-- RECORD EXTRACTS start --

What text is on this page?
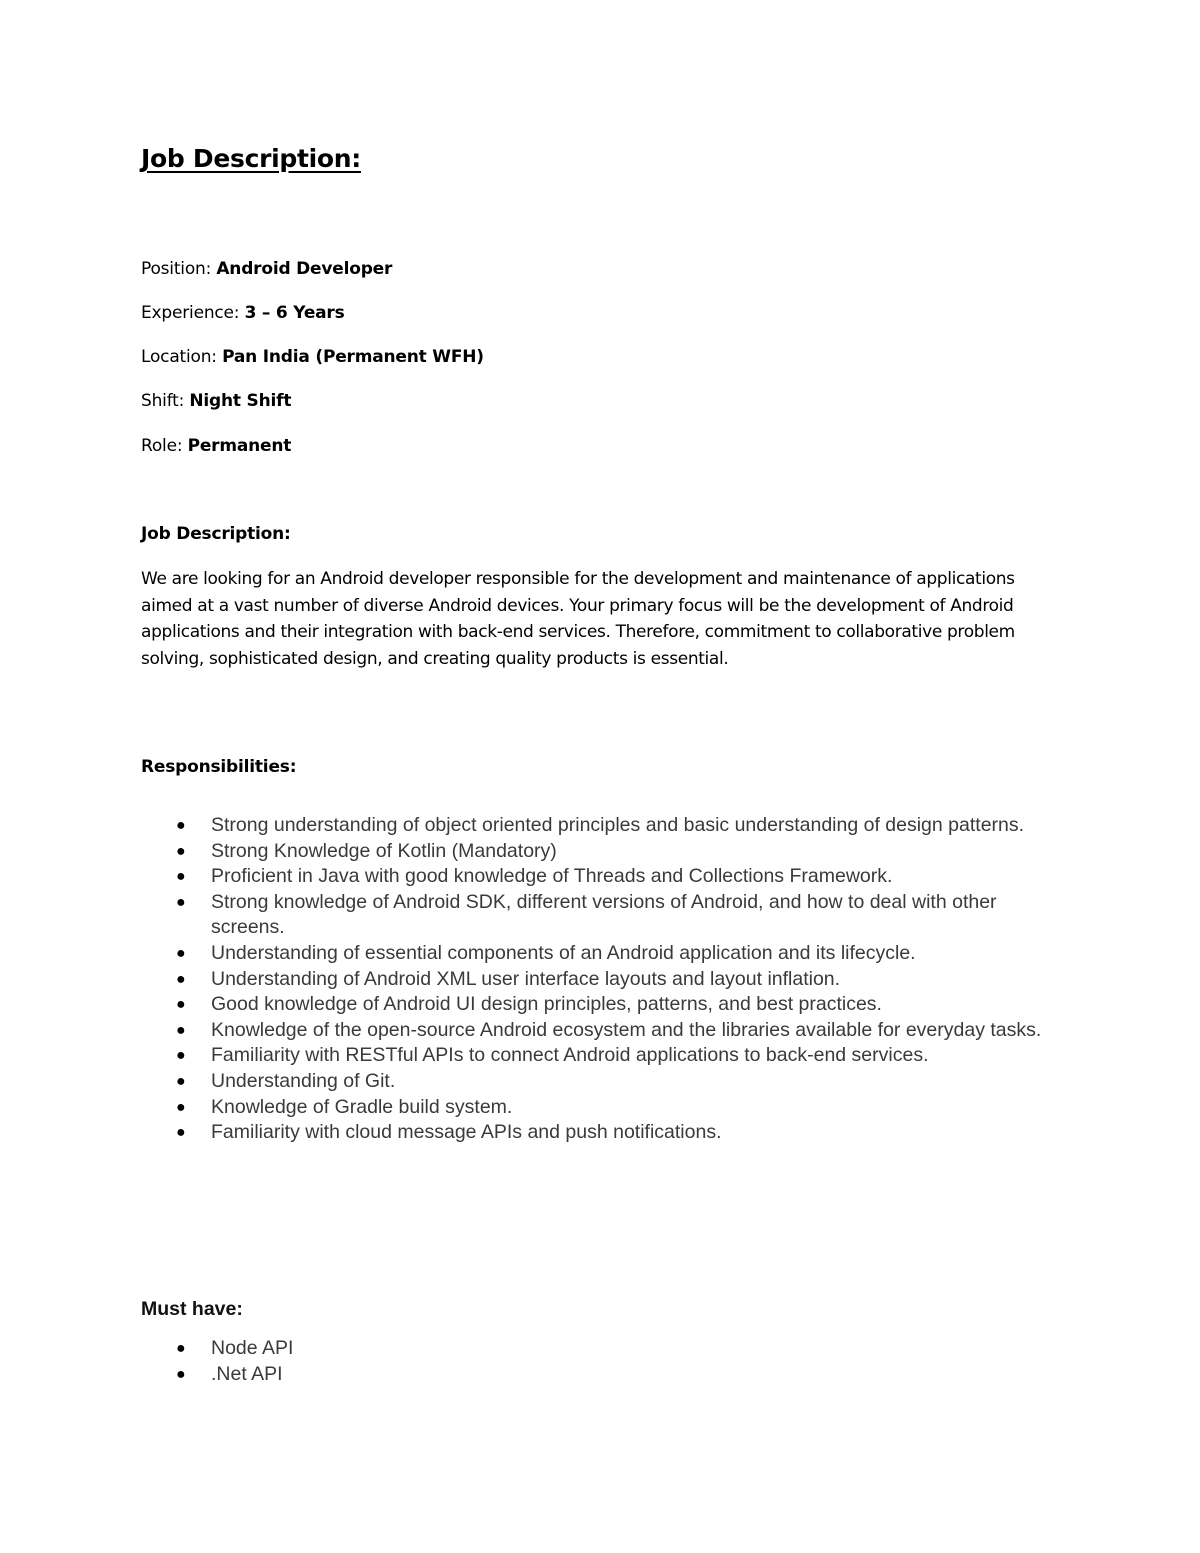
Job Description:

Position: Android Developer

Experience: 3 – 6 Years

Location: Pan India (Permanent WFH)

Shift: Night Shift

Role: Permanent

Job Description:

We are looking for an Android developer responsible for the development and maintenance of applications aimed at a vast number of diverse Android devices. Your primary focus will be the development of Android applications and their integration with back-end services. Therefore, commitment to collaborative problem solving, sophisticated design, and creating quality products is essential.

Responsibilities:
● Strong understanding of object oriented principles and basic understanding of design patterns.
● Strong Knowledge of Kotlin (Mandatory)
● Proficient in Java with good knowledge of Threads and Collections Framework.
● Strong knowledge of Android SDK, different versions of Android, and how to deal with other screens.
● Understanding of essential components of an Android application and its lifecycle.
● Understanding of Android XML user interface layouts and layout inflation.
● Good knowledge of Android UI design principles, patterns, and best practices.
● Knowledge of the open-source Android ecosystem and the libraries available for everyday tasks.
● Familiarity with RESTful APIs to connect Android applications to back-end services.
● Understanding of Git.
● Knowledge of Gradle build system.
● Familiarity with cloud message APIs and push notifications.
Must have:
● Node API
● .Net API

-- RECORD EXTRACTS end --

**EXERCISE TASK:** The records above should be reproduced exactly, with no pictures included.

**TASK ANSWER:**
What text is on this page?
Job Description:

Position: Android Developer

Experience: 3 – 6 Years

Location: Pan India (Permanent WFH)

Shift: Night Shift

Role: Permanent

Job Description:

We are looking for an Android developer responsible for the development and maintenance of applications aimed at a vast number of diverse Android devices. Your primary focus will be the development of Android applications and their integration with back-end services. Therefore, commitment to collaborative problem solving, sophisticated design, and creating quality products is essential.

Responsibilities:
● Strong understanding of object oriented principles and basic understanding of design patterns.
● Strong Knowledge of Kotlin (Mandatory)
● Proficient in Java with good knowledge of Threads and Collections Framework.
● Strong knowledge of Android SDK, different versions of Android, and how to deal with other screens.
● Understanding of essential components of an Android application and its lifecycle.
● Understanding of Android XML user interface layouts and layout inflation.
● Good knowledge of Android UI design principles, patterns, and best practices.
● Knowledge of the open-source Android ecosystem and the libraries available for everyday tasks.
● Familiarity with RESTful APIs to connect Android applications to back-end services.
● Understanding of Git.
● Knowledge of Gradle build system.
● Familiarity with cloud message APIs and push notifications.
Must have:
● Node API
● .Net API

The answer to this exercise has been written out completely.